◆ **Work task**: Whatever the data contains, copy all of it exactly.

·····

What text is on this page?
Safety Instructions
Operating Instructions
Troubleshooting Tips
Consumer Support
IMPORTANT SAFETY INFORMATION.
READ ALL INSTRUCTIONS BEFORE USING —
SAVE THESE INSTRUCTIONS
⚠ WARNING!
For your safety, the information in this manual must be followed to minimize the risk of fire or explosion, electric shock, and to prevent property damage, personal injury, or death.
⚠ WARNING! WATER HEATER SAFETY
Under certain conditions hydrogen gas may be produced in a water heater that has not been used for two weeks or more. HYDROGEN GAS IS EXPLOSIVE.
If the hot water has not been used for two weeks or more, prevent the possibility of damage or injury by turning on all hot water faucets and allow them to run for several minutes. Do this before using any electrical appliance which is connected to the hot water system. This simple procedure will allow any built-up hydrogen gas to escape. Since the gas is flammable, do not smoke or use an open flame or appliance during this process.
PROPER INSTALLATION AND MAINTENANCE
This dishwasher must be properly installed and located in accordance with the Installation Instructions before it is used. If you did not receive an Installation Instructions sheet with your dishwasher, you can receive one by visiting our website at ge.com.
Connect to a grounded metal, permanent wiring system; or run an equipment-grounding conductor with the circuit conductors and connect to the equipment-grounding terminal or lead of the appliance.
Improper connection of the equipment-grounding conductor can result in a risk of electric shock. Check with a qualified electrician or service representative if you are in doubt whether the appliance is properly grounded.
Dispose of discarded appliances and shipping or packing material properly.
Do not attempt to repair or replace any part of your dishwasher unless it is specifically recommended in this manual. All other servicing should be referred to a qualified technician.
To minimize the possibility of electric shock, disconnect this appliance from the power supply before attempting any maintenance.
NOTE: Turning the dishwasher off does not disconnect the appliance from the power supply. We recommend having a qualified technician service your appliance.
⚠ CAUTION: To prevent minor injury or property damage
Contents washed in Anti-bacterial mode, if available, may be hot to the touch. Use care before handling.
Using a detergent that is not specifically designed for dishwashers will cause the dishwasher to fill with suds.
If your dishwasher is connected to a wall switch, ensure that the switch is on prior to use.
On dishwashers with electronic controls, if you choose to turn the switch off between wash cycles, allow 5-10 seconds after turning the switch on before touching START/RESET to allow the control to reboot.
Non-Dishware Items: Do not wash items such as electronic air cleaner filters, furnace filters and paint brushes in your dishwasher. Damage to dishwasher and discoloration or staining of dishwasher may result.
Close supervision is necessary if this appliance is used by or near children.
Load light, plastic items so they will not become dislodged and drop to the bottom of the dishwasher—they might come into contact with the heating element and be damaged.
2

·····

◆ **Solution for this problem**:
What text is on this page?
Safety Instructions
Operating Instructions
Troubleshooting Tips
Consumer Support
IMPORTANT SAFETY INFORMATION.
READ ALL INSTRUCTIONS BEFORE USING —
SAVE THESE INSTRUCTIONS
⚠ WARNING!
For your safety, the information in this manual must be followed to minimize the risk of fire or explosion, electric shock, and to prevent property damage, personal injury, or death.
⚠ WARNING! WATER HEATER SAFETY
Under certain conditions hydrogen gas may be produced in a water heater that has not been used for two weeks or more. HYDROGEN GAS IS EXPLOSIVE.
If the hot water has not been used for two weeks or more, prevent the possibility of damage or injury by turning on all hot water faucets and allow them to run for several minutes. Do this before using any electrical appliance which is connected to the hot water system. This simple procedure will allow any built-up hydrogen gas to escape. Since the gas is flammable, do not smoke or use an open flame or appliance during this process.
PROPER INSTALLATION AND MAINTENANCE
This dishwasher must be properly installed and located in accordance with the Installation Instructions before it is used. If you did not receive an Installation Instructions sheet with your dishwasher, you can receive one by visiting our website at ge.com.
Connect to a grounded metal, permanent wiring system; or run an equipment-grounding conductor with the circuit conductors and connect to the equipment-grounding terminal or lead of the appliance.
Improper connection of the equipment-grounding conductor can result in a risk of electric shock. Check with a qualified electrician or service representative if you are in doubt whether the appliance is properly grounded.
Dispose of discarded appliances and shipping or packing material properly.
Do not attempt to repair or replace any part of your dishwasher unless it is specifically recommended in this manual. All other servicing should be referred to a qualified technician.
To minimize the possibility of electric shock, disconnect this appliance from the power supply before attempting any maintenance.
NOTE: Turning the dishwasher off does not disconnect the appliance from the power supply. We recommend having a qualified technician service your appliance.
⚠ CAUTION: To prevent minor injury or property damage
Contents washed in Anti-bacterial mode, if available, may be hot to the touch. Use care before handling.
Using a detergent that is not specifically designed for dishwashers will cause the dishwasher to fill with suds.
If your dishwasher is connected to a wall switch, ensure that the switch is on prior to use.
On dishwashers with electronic controls, if you choose to turn the switch off between wash cycles, allow 5-10 seconds after turning the switch on before touching START/RESET to allow the control to reboot.
Non-Dishware Items: Do not wash items such as electronic air cleaner filters, furnace filters and paint brushes in your dishwasher. Damage to dishwasher and discoloration or staining of dishwasher may result.
Close supervision is necessary if this appliance is used by or near children.
Load light, plastic items so they will not become dislodged and drop to the bottom of the dishwasher—they might come into contact with the heating element and be damaged.
2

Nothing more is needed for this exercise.